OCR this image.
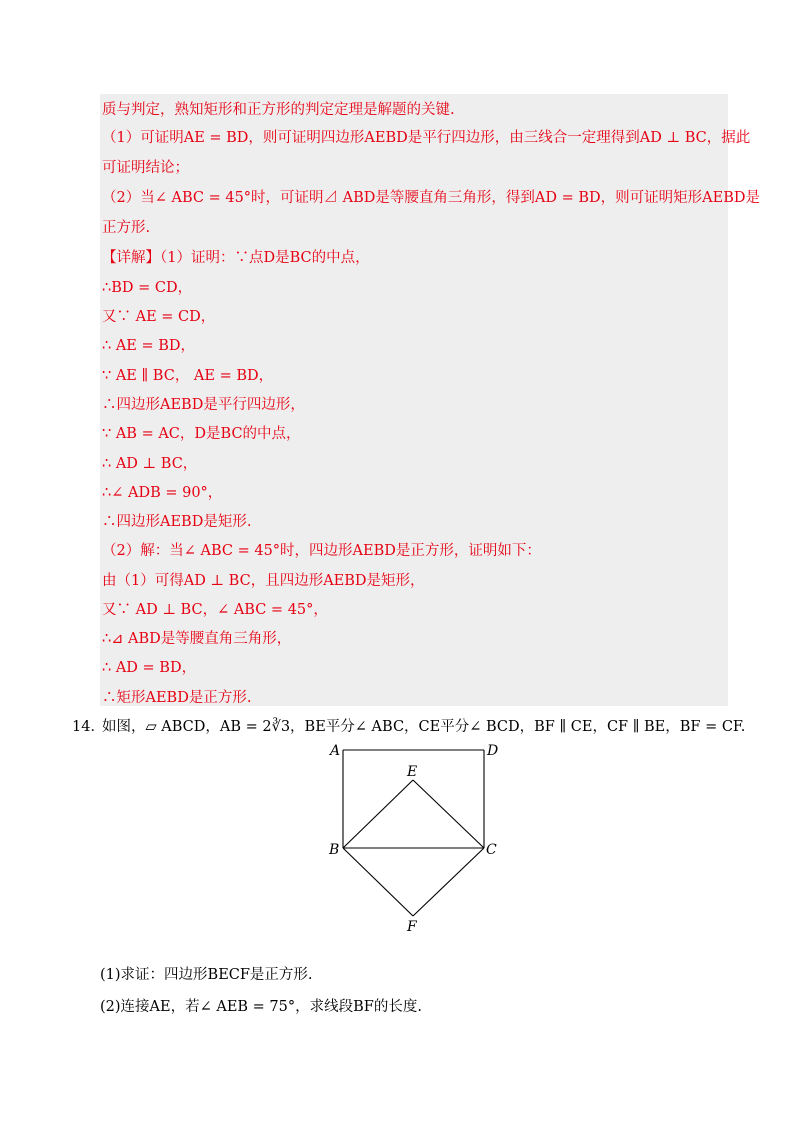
质与判定，熟知矩形和正方形的判定定理是解题的关键.
（1）可证明AE = BD，则可证明四边形AEBD是平行四边形，由三线合一定理得到AD ⊥ BC，据此
可证明结论；
（2）当∠ ABC = 45°时，可证明⊿ ABD是等腰直角三角形，得到AD = BD，则可证明矩形AEBD是
正方形.
【详解】（1）证明：∵点D是BC的中点，
∴BD = CD，
又∵ AE = CD，
∴ AE = BD，
∵ AE ∥ BC， AE = BD，
∴四边形AEBD是平行四边形，
∵ AB = AC，D是BC的中点，
∴ AD ⊥ BC，
∴∠ ADB = 90°，
∴四边形AEBD是矩形.
（2）解：当∠ ABC = 45°时，四边形AEBD是正方形，证明如下：
由（1）可得AD ⊥ BC，且四边形AEBD是矩形，
又∵ AD ⊥ BC，∠ ABC = 45°，
∴⊿ ABD是等腰直角三角形，
∴ AD = BD，
∴矩形AEBD是正方形.
14．
如图，▱ ABCD，AB = 2∛3，BE平分∠ ABC，CE平分∠ BCD，BF ∥ CE，CF ∥ BE，BF = CF.
A	D
E
B	C
F
(1)求证：四边形BECF是正方形.
(2)连接AE，若∠ AEB = 75°，求线段BF的长度.
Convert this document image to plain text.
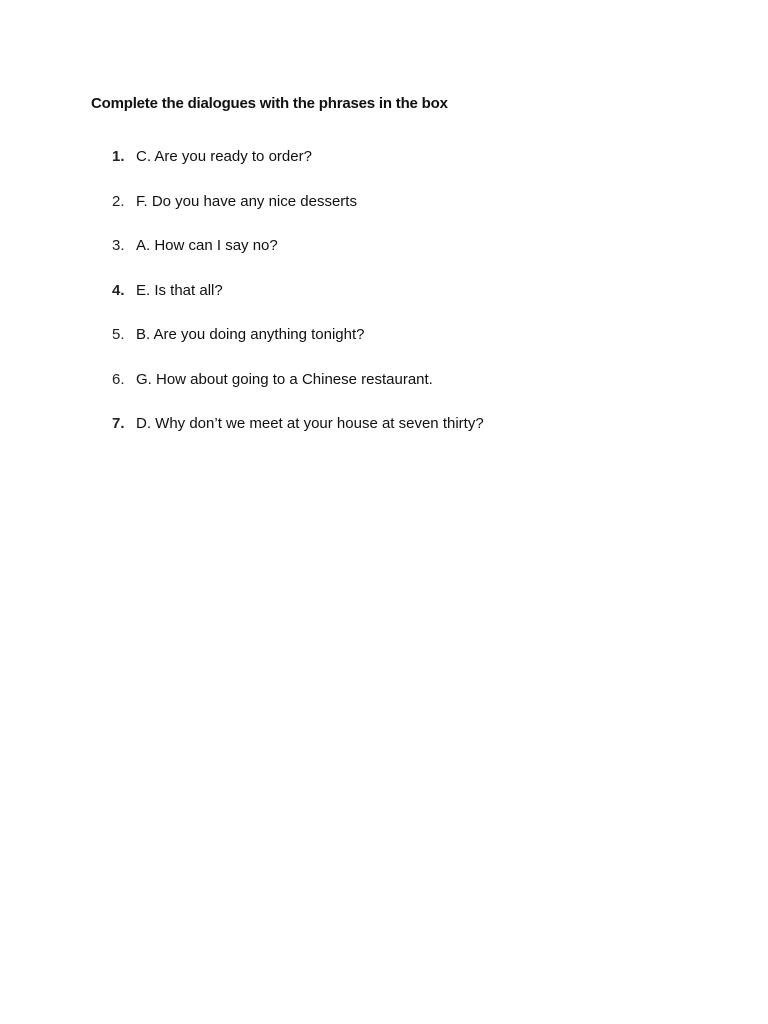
Complete the dialogues with the phrases in the box
1. C. Are you ready to order?
2. F. Do you have any nice desserts
3. A. How can I say no?
4. E. Is that all?
5. B. Are you doing anything tonight?
6. G. How about going to a Chinese restaurant.
7. D. Why don’t we meet at your house at seven thirty?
--------------------------------------------------
◆ TASK TO CARRY OUT: Begin with the line that contains "Convert this document image to plain text." and copy every line through the end of the listing, exactly as written, both ends included. Pictures are not part of the copy.

◆ TASK RESULT:
Convert this document image to plain text.
Complete the dialogues with the phrases in the box
1. C. Are you ready to order?
2. F. Do you have any nice desserts
3. A. How can I say no?
4. E. Is that all?
5. B. Are you doing anything tonight?
6. G. How about going to a Chinese restaurant.
7. D. Why don’t we meet at your house at seven thirty?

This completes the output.